§ **Stored entries**:

+ + + +

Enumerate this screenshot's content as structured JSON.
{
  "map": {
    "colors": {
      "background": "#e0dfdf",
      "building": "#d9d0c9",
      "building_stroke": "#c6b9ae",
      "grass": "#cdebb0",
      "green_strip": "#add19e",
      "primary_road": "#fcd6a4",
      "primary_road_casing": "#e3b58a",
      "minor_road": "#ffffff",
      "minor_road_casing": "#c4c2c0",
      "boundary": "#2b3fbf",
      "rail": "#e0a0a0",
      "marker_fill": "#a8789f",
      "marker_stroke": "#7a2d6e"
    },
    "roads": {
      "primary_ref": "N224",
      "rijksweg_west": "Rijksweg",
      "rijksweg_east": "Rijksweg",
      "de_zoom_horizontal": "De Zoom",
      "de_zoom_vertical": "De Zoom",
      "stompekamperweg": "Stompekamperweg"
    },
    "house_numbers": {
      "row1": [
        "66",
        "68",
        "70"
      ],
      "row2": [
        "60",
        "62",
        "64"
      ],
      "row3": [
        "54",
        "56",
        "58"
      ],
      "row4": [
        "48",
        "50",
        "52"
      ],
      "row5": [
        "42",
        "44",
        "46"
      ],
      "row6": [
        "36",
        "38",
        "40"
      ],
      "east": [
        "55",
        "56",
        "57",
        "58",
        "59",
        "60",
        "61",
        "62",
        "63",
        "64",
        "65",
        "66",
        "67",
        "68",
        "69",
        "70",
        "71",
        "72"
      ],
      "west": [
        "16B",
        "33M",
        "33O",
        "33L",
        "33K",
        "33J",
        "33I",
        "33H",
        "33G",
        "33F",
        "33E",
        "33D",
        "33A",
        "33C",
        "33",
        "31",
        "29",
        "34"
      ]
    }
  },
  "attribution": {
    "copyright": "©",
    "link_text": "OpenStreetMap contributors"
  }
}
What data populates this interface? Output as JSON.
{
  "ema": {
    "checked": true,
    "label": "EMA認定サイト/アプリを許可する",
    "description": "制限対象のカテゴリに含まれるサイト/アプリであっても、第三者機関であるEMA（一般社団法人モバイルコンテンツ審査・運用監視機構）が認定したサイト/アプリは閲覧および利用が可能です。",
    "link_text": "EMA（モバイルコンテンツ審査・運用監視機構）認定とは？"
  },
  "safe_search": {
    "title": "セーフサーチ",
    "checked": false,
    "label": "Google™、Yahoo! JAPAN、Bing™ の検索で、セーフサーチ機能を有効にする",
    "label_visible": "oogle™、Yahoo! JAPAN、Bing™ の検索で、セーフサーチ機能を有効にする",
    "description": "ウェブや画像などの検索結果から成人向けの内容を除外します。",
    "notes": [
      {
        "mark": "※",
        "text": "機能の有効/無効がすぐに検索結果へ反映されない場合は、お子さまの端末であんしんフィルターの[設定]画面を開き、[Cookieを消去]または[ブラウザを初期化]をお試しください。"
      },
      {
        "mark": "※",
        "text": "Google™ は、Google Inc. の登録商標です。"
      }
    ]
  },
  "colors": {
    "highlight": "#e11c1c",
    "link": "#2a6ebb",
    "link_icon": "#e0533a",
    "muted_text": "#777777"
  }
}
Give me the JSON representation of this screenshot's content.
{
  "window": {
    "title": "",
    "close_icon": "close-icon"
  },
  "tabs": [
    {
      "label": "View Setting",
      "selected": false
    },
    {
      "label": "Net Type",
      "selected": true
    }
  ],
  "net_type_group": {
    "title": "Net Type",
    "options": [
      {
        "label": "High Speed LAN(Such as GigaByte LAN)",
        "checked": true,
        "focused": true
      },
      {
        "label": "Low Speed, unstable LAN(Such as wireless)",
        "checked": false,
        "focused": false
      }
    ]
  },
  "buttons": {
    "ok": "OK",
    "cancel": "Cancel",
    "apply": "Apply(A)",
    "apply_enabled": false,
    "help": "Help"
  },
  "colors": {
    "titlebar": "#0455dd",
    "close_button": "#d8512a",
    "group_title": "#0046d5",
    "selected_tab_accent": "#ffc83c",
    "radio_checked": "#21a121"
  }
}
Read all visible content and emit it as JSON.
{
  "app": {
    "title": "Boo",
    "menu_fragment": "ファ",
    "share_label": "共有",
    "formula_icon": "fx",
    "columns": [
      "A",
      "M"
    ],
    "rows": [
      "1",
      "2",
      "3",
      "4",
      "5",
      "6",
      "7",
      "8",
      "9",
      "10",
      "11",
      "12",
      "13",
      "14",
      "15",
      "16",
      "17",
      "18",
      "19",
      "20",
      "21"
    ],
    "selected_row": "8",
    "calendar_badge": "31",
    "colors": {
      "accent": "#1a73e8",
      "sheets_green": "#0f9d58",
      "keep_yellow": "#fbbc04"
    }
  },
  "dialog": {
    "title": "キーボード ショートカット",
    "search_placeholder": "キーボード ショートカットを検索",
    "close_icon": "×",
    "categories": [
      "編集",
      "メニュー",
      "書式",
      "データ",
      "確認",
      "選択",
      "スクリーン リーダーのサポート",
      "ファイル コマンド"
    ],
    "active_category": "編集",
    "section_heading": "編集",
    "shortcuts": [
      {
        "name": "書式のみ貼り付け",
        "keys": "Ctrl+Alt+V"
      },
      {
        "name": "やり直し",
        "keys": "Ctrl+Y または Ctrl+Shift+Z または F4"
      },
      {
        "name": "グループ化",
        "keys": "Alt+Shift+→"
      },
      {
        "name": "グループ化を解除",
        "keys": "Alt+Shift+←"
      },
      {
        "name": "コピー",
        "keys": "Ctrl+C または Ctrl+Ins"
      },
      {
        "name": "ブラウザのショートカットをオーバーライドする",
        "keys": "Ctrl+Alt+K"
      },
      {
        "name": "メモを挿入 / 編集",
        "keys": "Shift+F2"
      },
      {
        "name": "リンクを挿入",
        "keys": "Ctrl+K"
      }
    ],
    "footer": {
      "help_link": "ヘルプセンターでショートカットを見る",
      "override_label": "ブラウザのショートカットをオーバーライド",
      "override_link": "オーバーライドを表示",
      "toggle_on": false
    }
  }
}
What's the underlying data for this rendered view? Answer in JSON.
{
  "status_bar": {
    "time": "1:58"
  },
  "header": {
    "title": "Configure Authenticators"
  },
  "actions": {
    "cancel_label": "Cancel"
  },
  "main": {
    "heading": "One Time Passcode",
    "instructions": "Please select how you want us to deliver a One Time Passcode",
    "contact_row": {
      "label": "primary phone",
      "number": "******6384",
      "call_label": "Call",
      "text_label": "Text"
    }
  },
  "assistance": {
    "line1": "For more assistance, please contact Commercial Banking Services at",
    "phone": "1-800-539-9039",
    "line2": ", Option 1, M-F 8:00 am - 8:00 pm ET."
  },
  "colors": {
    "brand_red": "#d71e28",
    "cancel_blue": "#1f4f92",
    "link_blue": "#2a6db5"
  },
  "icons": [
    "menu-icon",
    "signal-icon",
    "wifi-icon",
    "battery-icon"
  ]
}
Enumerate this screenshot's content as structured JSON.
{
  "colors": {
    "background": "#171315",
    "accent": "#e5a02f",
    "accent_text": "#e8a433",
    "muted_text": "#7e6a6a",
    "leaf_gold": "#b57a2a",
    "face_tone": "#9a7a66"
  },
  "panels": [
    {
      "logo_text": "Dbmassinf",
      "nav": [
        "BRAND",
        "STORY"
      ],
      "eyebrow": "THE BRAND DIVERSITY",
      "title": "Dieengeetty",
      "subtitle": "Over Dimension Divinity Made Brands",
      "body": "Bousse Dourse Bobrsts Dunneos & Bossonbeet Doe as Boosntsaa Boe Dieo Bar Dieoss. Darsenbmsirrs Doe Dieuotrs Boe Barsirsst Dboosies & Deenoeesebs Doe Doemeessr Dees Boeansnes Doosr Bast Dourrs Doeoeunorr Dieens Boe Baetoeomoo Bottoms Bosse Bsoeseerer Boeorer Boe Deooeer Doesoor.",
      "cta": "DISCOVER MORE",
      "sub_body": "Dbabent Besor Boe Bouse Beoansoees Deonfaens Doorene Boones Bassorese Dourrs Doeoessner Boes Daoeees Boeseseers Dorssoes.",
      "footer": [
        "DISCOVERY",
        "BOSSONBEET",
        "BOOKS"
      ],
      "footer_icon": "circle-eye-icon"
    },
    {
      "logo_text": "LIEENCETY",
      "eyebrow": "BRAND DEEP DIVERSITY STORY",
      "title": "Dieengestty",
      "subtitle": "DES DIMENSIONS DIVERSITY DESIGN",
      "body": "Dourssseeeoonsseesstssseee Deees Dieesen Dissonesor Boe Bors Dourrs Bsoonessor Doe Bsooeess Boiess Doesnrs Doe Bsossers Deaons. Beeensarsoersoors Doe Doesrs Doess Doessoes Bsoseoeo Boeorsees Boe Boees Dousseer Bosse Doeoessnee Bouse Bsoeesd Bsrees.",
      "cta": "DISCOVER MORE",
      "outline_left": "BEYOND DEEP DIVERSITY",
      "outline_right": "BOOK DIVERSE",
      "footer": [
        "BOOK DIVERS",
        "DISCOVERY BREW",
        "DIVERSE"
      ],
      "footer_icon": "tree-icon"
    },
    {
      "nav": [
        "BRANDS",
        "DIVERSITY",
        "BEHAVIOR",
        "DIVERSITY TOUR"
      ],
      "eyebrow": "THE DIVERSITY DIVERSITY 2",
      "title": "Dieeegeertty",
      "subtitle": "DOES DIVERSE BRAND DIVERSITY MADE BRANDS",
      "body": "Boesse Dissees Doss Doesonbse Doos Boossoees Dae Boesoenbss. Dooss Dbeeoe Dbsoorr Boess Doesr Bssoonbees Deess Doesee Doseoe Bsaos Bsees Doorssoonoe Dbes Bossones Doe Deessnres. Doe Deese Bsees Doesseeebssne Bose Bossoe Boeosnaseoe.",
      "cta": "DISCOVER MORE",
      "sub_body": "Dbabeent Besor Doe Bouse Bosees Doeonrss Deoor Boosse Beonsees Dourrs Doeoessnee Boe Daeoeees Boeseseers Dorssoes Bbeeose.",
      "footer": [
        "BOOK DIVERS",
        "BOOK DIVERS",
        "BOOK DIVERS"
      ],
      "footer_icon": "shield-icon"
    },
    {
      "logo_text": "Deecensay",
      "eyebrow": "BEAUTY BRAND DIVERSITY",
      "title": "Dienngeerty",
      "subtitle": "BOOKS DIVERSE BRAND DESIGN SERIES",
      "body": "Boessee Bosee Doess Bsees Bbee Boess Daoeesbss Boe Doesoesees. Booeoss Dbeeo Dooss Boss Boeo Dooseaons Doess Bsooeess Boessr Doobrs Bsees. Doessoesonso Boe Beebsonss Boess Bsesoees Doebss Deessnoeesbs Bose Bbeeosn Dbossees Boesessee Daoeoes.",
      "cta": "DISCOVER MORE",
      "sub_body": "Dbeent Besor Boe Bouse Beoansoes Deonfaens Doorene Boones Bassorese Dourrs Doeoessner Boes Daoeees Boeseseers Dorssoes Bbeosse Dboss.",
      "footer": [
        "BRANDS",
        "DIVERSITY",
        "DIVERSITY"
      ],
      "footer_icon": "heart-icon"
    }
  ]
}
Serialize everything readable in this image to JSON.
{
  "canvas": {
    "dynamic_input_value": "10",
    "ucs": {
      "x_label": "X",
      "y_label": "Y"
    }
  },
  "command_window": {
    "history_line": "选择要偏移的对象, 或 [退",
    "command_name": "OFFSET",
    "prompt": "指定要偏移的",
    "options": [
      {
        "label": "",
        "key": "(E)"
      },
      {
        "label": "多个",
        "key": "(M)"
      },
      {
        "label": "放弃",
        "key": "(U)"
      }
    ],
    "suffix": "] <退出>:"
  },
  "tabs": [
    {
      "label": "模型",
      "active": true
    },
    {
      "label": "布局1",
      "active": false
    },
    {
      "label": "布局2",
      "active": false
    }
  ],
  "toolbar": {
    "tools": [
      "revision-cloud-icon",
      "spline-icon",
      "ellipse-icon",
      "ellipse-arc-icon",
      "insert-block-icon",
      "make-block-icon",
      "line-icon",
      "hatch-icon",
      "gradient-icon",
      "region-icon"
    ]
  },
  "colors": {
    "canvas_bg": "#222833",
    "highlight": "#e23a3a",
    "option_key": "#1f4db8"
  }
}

+ + + +

§ **What this task involves**: Set out every line from the material that contains the string "description".

§ **Completed task**:
    "description": "制限対象のカテゴリに含まれるサイト/アプリであっても、第三者機関であるEMA（一般社団法人モバイルコンテンツ審査・運用監視機構）が認定したサイト/アプリは閲覧および利用が可能です。",
    "description": "ウェブや画像などの検索結果から成人向けの内容を除外します。",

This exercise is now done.